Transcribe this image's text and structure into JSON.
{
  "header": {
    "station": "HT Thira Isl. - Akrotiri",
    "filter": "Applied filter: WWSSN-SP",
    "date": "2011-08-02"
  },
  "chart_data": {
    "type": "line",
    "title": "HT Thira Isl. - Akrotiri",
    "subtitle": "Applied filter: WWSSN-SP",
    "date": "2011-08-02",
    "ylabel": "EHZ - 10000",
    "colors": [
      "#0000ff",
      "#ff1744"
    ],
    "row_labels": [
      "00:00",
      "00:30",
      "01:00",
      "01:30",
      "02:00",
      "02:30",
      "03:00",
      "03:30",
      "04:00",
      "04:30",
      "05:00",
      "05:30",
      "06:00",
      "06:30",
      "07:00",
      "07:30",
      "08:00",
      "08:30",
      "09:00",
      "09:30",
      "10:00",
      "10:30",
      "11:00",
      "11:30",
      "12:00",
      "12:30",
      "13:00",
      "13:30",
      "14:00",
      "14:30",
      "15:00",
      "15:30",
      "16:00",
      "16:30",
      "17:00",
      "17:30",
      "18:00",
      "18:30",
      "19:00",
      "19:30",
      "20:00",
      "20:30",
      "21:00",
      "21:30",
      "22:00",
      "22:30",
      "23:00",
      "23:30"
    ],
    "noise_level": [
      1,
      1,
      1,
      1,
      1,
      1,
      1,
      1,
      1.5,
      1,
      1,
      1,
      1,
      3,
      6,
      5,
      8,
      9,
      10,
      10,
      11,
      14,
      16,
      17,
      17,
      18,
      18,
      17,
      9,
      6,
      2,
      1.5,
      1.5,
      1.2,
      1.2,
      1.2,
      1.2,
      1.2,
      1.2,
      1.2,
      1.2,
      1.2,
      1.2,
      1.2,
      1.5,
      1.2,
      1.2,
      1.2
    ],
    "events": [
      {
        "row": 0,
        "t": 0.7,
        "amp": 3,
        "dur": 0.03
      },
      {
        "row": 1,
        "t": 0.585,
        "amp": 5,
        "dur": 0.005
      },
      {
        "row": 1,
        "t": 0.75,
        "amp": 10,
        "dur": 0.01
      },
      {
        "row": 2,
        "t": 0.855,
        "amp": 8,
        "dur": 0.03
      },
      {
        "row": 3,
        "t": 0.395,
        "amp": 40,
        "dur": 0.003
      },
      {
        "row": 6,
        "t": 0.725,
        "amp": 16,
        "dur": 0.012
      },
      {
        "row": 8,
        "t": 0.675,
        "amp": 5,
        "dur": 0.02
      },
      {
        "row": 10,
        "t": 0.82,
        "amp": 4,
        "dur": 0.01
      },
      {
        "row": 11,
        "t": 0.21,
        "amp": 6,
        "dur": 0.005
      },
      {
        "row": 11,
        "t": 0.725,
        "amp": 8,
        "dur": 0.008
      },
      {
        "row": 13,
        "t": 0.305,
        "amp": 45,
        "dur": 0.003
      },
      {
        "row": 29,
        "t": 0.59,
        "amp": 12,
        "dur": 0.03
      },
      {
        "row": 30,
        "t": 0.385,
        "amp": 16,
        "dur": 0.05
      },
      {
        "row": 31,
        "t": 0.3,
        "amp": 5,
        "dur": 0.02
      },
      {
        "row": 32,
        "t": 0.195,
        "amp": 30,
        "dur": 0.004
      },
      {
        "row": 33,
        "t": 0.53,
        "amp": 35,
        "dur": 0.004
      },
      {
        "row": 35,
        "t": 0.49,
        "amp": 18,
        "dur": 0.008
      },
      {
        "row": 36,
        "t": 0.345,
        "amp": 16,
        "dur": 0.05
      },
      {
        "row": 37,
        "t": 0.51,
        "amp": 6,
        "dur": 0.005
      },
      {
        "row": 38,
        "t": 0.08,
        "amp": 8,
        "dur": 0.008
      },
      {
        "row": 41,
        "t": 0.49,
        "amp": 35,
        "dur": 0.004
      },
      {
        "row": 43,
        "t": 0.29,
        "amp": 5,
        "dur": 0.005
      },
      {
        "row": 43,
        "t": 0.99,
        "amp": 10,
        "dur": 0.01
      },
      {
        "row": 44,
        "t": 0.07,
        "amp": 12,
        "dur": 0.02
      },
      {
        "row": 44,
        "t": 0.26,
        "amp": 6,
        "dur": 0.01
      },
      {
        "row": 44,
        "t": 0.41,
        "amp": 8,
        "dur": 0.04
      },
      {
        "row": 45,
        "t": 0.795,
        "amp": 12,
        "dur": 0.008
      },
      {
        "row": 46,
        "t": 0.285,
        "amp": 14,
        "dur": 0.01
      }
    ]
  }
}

◆ Written task: Extract each entry in full, exactly as given.

◆ Answer to this task:
Transcribe this image's text and structure into JSON.
{
  "header": {
    "station": "HT Thira Isl. - Akrotiri",
    "filter": "Applied filter: WWSSN-SP",
    "date": "2011-08-02"
  },
  "chart_data": {
    "type": "line",
    "title": "HT Thira Isl. - Akrotiri",
    "subtitle": "Applied filter: WWSSN-SP",
    "date": "2011-08-02",
    "ylabel": "EHZ - 10000",
    "colors": [
      "#0000ff",
      "#ff1744"
    ],
    "row_labels": [
      "00:00",
      "00:30",
      "01:00",
      "01:30",
      "02:00",
      "02:30",
      "03:00",
      "03:30",
      "04:00",
      "04:30",
      "05:00",
      "05:30",
      "06:00",
      "06:30",
      "07:00",
      "07:30",
      "08:00",
      "08:30",
      "09:00",
      "09:30",
      "10:00",
      "10:30",
      "11:00",
      "11:30",
      "12:00",
      "12:30",
      "13:00",
      "13:30",
      "14:00",
      "14:30",
      "15:00",
      "15:30",
      "16:00",
      "16:30",
      "17:00",
      "17:30",
      "18:00",
      "18:30",
      "19:00",
      "19:30",
      "20:00",
      "20:30",
      "21:00",
      "21:30",
      "22:00",
      "22:30",
      "23:00",
      "23:30"
    ],
    "noise_level": [
      1,
      1,
      1,
      1,
      1,
      1,
      1,
      1,
      1.5,
      1,
      1,
      1,
      1,
      3,
      6,
      5,
      8,
      9,
      10,
      10,
      11,
      14,
      16,
      17,
      17,
      18,
      18,
      17,
      9,
      6,
      2,
      1.5,
      1.5,
      1.2,
      1.2,
      1.2,
      1.2,
      1.2,
      1.2,
      1.2,
      1.2,
      1.2,
      1.2,
      1.2,
      1.5,
      1.2,
      1.2,
      1.2
    ],
    "events": [
      {
        "row": 0,
        "t": 0.7,
        "amp": 3,
        "dur": 0.03
      },
      {
        "row": 1,
        "t": 0.585,
        "amp": 5,
        "dur": 0.005
      },
      {
        "row": 1,
        "t": 0.75,
        "amp": 10,
        "dur": 0.01
      },
      {
        "row": 2,
        "t": 0.855,
        "amp": 8,
        "dur": 0.03
      },
      {
        "row": 3,
        "t": 0.395,
        "amp": 40,
        "dur": 0.003
      },
      {
        "row": 6,
        "t": 0.725,
        "amp": 16,
        "dur": 0.012
      },
      {
        "row": 8,
        "t": 0.675,
        "amp": 5,
        "dur": 0.02
      },
      {
        "row": 10,
        "t": 0.82,
        "amp": 4,
        "dur": 0.01
      },
      {
        "row": 11,
        "t": 0.21,
        "amp": 6,
        "dur": 0.005
      },
      {
        "row": 11,
        "t": 0.725,
        "amp": 8,
        "dur": 0.008
      },
      {
        "row": 13,
        "t": 0.305,
        "amp": 45,
        "dur": 0.003
      },
      {
        "row": 29,
        "t": 0.59,
        "amp": 12,
        "dur": 0.03
      },
      {
        "row": 30,
        "t": 0.385,
        "amp": 16,
        "dur": 0.05
      },
      {
        "row": 31,
        "t": 0.3,
        "amp": 5,
        "dur": 0.02
      },
      {
        "row": 32,
        "t": 0.195,
        "amp": 30,
        "dur": 0.004
      },
      {
        "row": 33,
        "t": 0.53,
        "amp": 35,
        "dur": 0.004
      },
      {
        "row": 35,
        "t": 0.49,
        "amp": 18,
        "dur": 0.008
      },
      {
        "row": 36,
        "t": 0.345,
        "amp": 16,
        "dur": 0.05
      },
      {
        "row": 37,
        "t": 0.51,
        "amp": 6,
        "dur": 0.005
      },
      {
        "row": 38,
        "t": 0.08,
        "amp": 8,
        "dur": 0.008
      },
      {
        "row": 41,
        "t": 0.49,
        "amp": 35,
        "dur": 0.004
      },
      {
        "row": 43,
        "t": 0.29,
        "amp": 5,
        "dur": 0.005
      },
      {
        "row": 43,
        "t": 0.99,
        "amp": 10,
        "dur": 0.01
      },
      {
        "row": 44,
        "t": 0.07,
        "amp": 12,
        "dur": 0.02
      },
      {
        "row": 44,
        "t": 0.26,
        "amp": 6,
        "dur": 0.01
      },
      {
        "row": 44,
        "t": 0.41,
        "amp": 8,
        "dur": 0.04
      },
      {
        "row": 45,
        "t": 0.795,
        "amp": 12,
        "dur": 0.008
      },
      {
        "row": 46,
        "t": 0.285,
        "amp": 14,
        "dur": 0.01
      }
    ]
  }
}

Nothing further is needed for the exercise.